## STATED PROBLEM
Leaving out the pictures, transcribe all of the records faithfully.

Dataset records:
┌────────

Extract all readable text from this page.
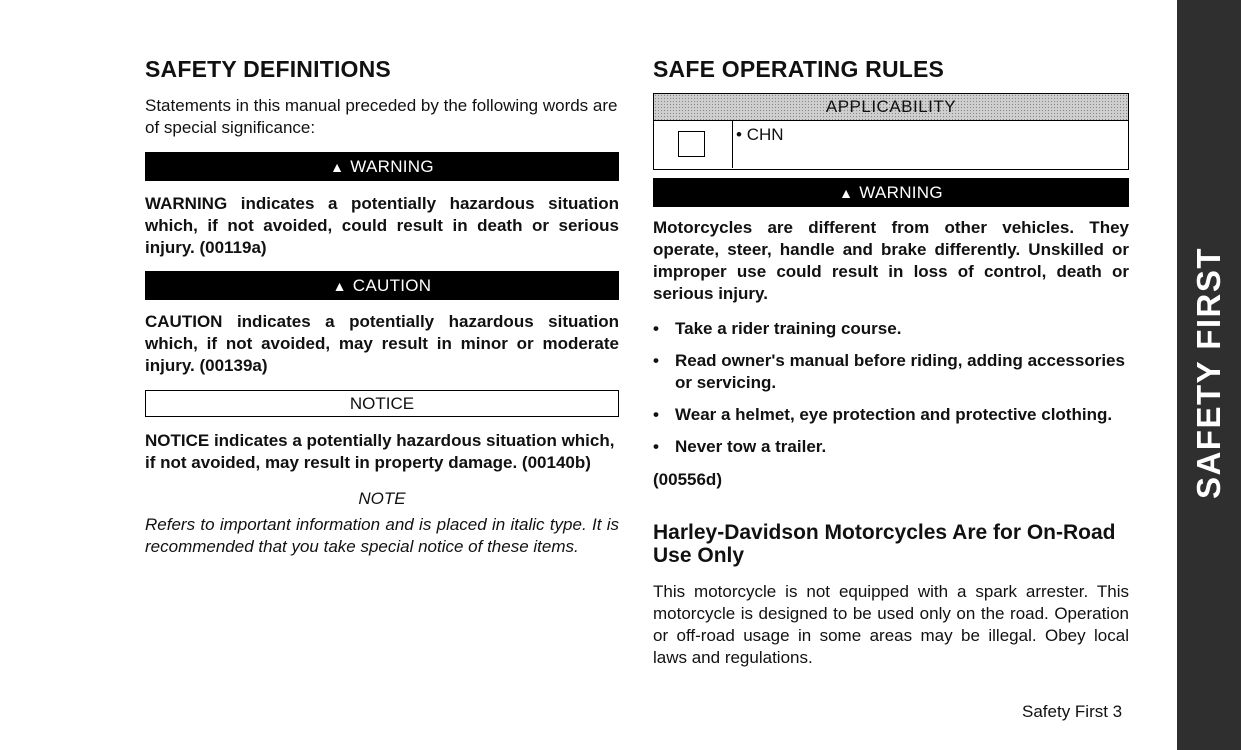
SAFETY DEFINITIONS

Statements in this manual preceded by the following words are of special significance:

▲ WARNING

WARNING indicates a potentially hazardous situation which, if not avoided, could result in death or serious injury. (00119a)

▲ CAUTION

CAUTION indicates a potentially hazardous situation which, if not avoided, may result in minor or moderate injury. (00139a)

NOTICE

NOTICE indicates a potentially hazardous situation which, if not avoided, may result in property damage. (00140b)

NOTE

Refers to important information and is placed in italic type. It is recommended that you take special notice of these items.

SAFE OPERATING RULES
APPLICABILITY
• CHN
▲ WARNING

Motorcycles are different from other vehicles. They operate, steer, handle and brake differently. Unskilled or improper use could result in loss of control, death or serious injury.

• Take a rider training course.
• Read owner's manual before riding, adding accessories or servicing.
• Wear a helmet, eye protection and protective clothing.
• Never tow a trailer.

(00556d)

Harley-Davidson Motorcycles Are for On-Road Use Only

This motorcycle is not equipped with a spark arrester. This motorcycle is designed to be used only on the road. Operation or off-road usage in some areas may be illegal. Obey local laws and regulations.

Safety First 3
SAFETY FIRST
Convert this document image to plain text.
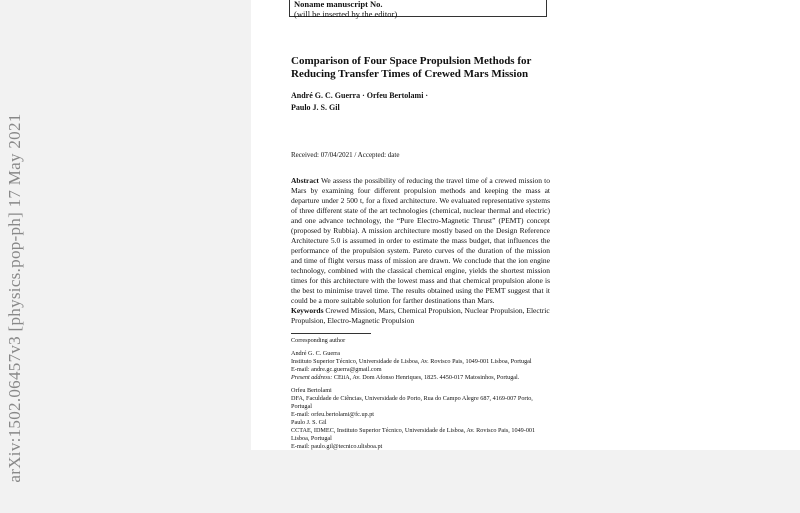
arXiv:1502.06457v3 [physics.pop-ph] 17 May 2021
Noname manuscript No.
(will be inserted by the editor)
Comparison of Four Space Propulsion Methods for
Reducing Transfer Times of Crewed Mars Mission
André G. C. Guerra · Orfeu Bertolami ·
Paulo J. S. Gil
Received: 07/04/2021 / Accepted: date
Abstract We assess the possibility of reducing the travel time of a crewed mission to Mars by examining four different propulsion methods and keeping the mass at departure under 2 500 t, for a fixed architecture. We evaluated representative systems of three different state of the art technologies (chemical, nuclear thermal and electric) and one advance technology, the “Pure Electro-Magnetic Thrust” (PEMT) concept (proposed by Rubbia). A mission architecture mostly based on the Design Reference Architecture 5.0 is assumed in order to estimate the mass budget, that influences the performance of the propulsion system. Pareto curves of the duration of the mission and time of flight versus mass of mission are drawn. We conclude that the ion engine technology, combined with the classical chemical engine, yields the shortest mission times for this architecture with the lowest mass and that chemical propulsion alone is the best to minimise travel time. The results obtained using the PEMT suggest that it could be a more suitable solution for farther destinations than Mars.
Keywords Crewed Mission, Mars, Chemical Propulsion, Nuclear Propulsion, Electric Propulsion, Electro-Magnetic Propulsion
Corresponding author
André G. C. Guerra
Instituto Superior Técnico, Universidade de Lisboa, Av. Rovisco Pais, 1049-001 Lisboa, Portugal
E-mail: andre.gc.guerra@gmail.com
Present address: CEiiA, Av. Dom Afonso Henriques, 1825. 4450-017 Matosinhos, Portugal.
Orfeu Bertolami
DFA, Faculdade de Ciências, Universidade do Porto, Rua do Campo Alegre 687, 4169-007 Porto, Portugal
E-mail: orfeu.bertolami@fc.up.pt
Paulo J. S. Gil
CCTAE, IDMEC, Instituto Superior Técnico, Universidade de Lisboa, Av. Rovisco Pais, 1049-001 Lisboa, Portugal
E-mail: paulo.gil@tecnico.ulisboa.pt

└────────

## IN RESPONSE
Extract all readable text from this page.
SAFETY DEFINITIONS

Statements in this manual preceded by the following words are of special significance:

▲ WARNING

WARNING indicates a potentially hazardous situation which, if not avoided, could result in death or serious injury. (00119a)

▲ CAUTION

CAUTION indicates a potentially hazardous situation which, if not avoided, may result in minor or moderate injury. (00139a)

NOTICE

NOTICE indicates a potentially hazardous situation which, if not avoided, may result in property damage. (00140b)

NOTE

Refers to important information and is placed in italic type. It is recommended that you take special notice of these items.

SAFE OPERATING RULES
APPLICABILITY
• CHN
▲ WARNING

Motorcycles are different from other vehicles. They operate, steer, handle and brake differently. Unskilled or improper use could result in loss of control, death or serious injury.

• Take a rider training course.
• Read owner's manual before riding, adding accessories or servicing.
• Wear a helmet, eye protection and protective clothing.
• Never tow a trailer.

(00556d)

Harley-Davidson Motorcycles Are for On-Road Use Only

This motorcycle is not equipped with a spark arrester. This motorcycle is designed to be used only on the road. Operation or off-road usage in some areas may be illegal. Obey local laws and regulations.

Safety First 3
SAFETY FIRST
Convert this document image to plain text.
arXiv:1502.06457v3 [physics.pop-ph] 17 May 2021
Noname manuscript No.
(will be inserted by the editor)
Comparison of Four Space Propulsion Methods for
Reducing Transfer Times of Crewed Mars Mission
André G. C. Guerra · Orfeu Bertolami ·
Paulo J. S. Gil
Received: 07/04/2021 / Accepted: date
Abstract We assess the possibility of reducing the travel time of a crewed mission to Mars by examining four different propulsion methods and keeping the mass at departure under 2 500 t, for a fixed architecture. We evaluated representative systems of three different state of the art technologies (chemical, nuclear thermal and electric) and one advance technology, the “Pure Electro-Magnetic Thrust” (PEMT) concept (proposed by Rubbia). A mission architecture mostly based on the Design Reference Architecture 5.0 is assumed in order to estimate the mass budget, that influences the performance of the propulsion system. Pareto curves of the duration of the mission and time of flight versus mass of mission are drawn. We conclude that the ion engine technology, combined with the classical chemical engine, yields the shortest mission times for this architecture with the lowest mass and that chemical propulsion alone is the best to minimise travel time. The results obtained using the PEMT suggest that it could be a more suitable solution for farther destinations than Mars.
Keywords Crewed Mission, Mars, Chemical Propulsion, Nuclear Propulsion, Electric Propulsion, Electro-Magnetic Propulsion
Corresponding author
André G. C. Guerra
Instituto Superior Técnico, Universidade de Lisboa, Av. Rovisco Pais, 1049-001 Lisboa, Portugal
E-mail: andre.gc.guerra@gmail.com
Present address: CEiiA, Av. Dom Afonso Henriques, 1825. 4450-017 Matosinhos, Portugal.
Orfeu Bertolami
DFA, Faculdade de Ciências, Universidade do Porto, Rua do Campo Alegre 687, 4169-007 Porto, Portugal
E-mail: orfeu.bertolami@fc.up.pt
Paulo J. S. Gil
CCTAE, IDMEC, Instituto Superior Técnico, Universidade de Lisboa, Av. Rovisco Pais, 1049-001 Lisboa, Portugal
E-mail: paulo.gil@tecnico.ulisboa.pt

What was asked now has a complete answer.